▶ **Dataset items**
————

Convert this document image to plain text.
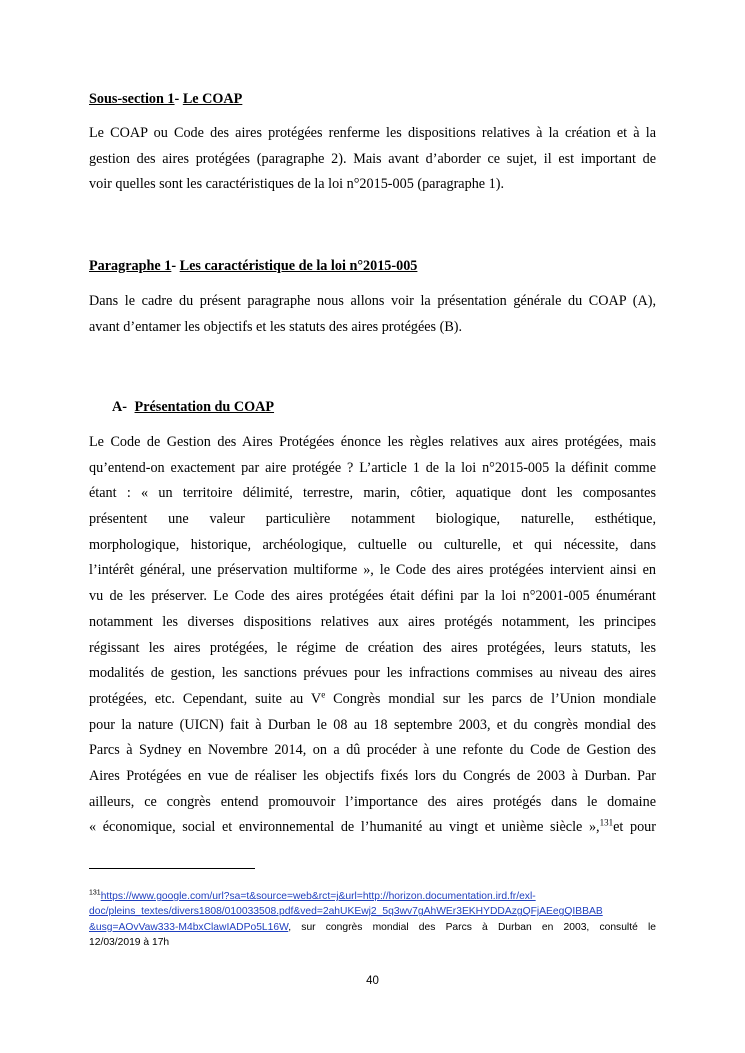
Sous-section 1- Le COAP
Le COAP ou Code des aires protégées renferme les dispositions relatives à la création et à la
gestion des aires protégées (paragraphe 2). Mais avant d’aborder ce sujet, il est important de
voir quelles sont les caractéristiques de la loi n°2015-005 (paragraphe 1).
Paragraphe 1- Les caractéristique de la loi n°2015-005
Dans le cadre du présent paragraphe nous allons voir la présentation générale du COAP (A),
avant d’entamer les objectifs et les statuts des aires protégées (B).
A- Présentation du COAP
Le Code de Gestion des Aires Protégées énonce les règles relatives aux aires protégées, mais
qu’entend-on exactement par aire protégée ? L’article 1 de la loi n°2015-005 la définit comme
étant : « un territoire délimité, terrestre, marin, côtier, aquatique dont les composantes
présentent une valeur particulière notamment biologique, naturelle, esthétique,
morphologique, historique, archéologique, cultuelle ou culturelle, et qui nécessite, dans
l’intérêt général, une préservation multiforme », le Code des aires protégées intervient ainsi en
vu de les préserver. Le Code des aires protégées était défini par la loi n°2001-005 énumérant
notamment les diverses dispositions relatives aux aires protégés notamment, les principes
régissant les aires protégées, le régime de création des aires protégées, leurs statuts, les
modalités de gestion, les sanctions prévues pour les infractions commises au niveau des aires
protégées, etc. Cependant, suite au Ve Congrès mondial sur les parcs de l’Union mondiale
pour la nature (UICN) fait à Durban le 08 au 18 septembre 2003, et du congrès mondial des
Parcs à Sydney en Novembre 2014, on a dû procéder à une refonte du Code de Gestion des
Aires Protégées en vue de réaliser les objectifs fixés lors du Congrés de 2003 à Durban. Par
ailleurs, ce congrès entend promouvoir l’importance des aires protégés dans le domaine
« économique, social et environnemental de l’humanité au vingt et unième siècle »,$^{131}$et pour
$^{131}$https://www.google.com/url?sa=t&source=web&rct=j&url=http://horizon.documentation.ird.fr/exl-
doc/pleins_textes/divers1808/010033508.pdf&ved=2ahUKEwj2_5q3wv7gAhWEr3EKHYDDAzgQFjAEegQIBBAB
&usg=AOvVaw333-M4bxClawIADPo5L16W, sur congrès mondial des Parcs à Durban en 2003, consulté le
12/03/2019 à 17h
40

————

Read the lines above. Gather those in which the string "Code" is found.

▶ **Solution for this exercise**
Le COAP ou Code des aires protégées renferme les dispositions relatives à la création et à la
Le Code de Gestion des Aires Protégées énonce les règles relatives aux aires protégées, mais
l’intérêt général, une préservation multiforme », le Code des aires protégées intervient ainsi en
vu de les préserver. Le Code des aires protégées était défini par la loi n°2001-005 énumérant
Parcs à Sydney en Novembre 2014, on a dû procéder à une refonte du Code de Gestion des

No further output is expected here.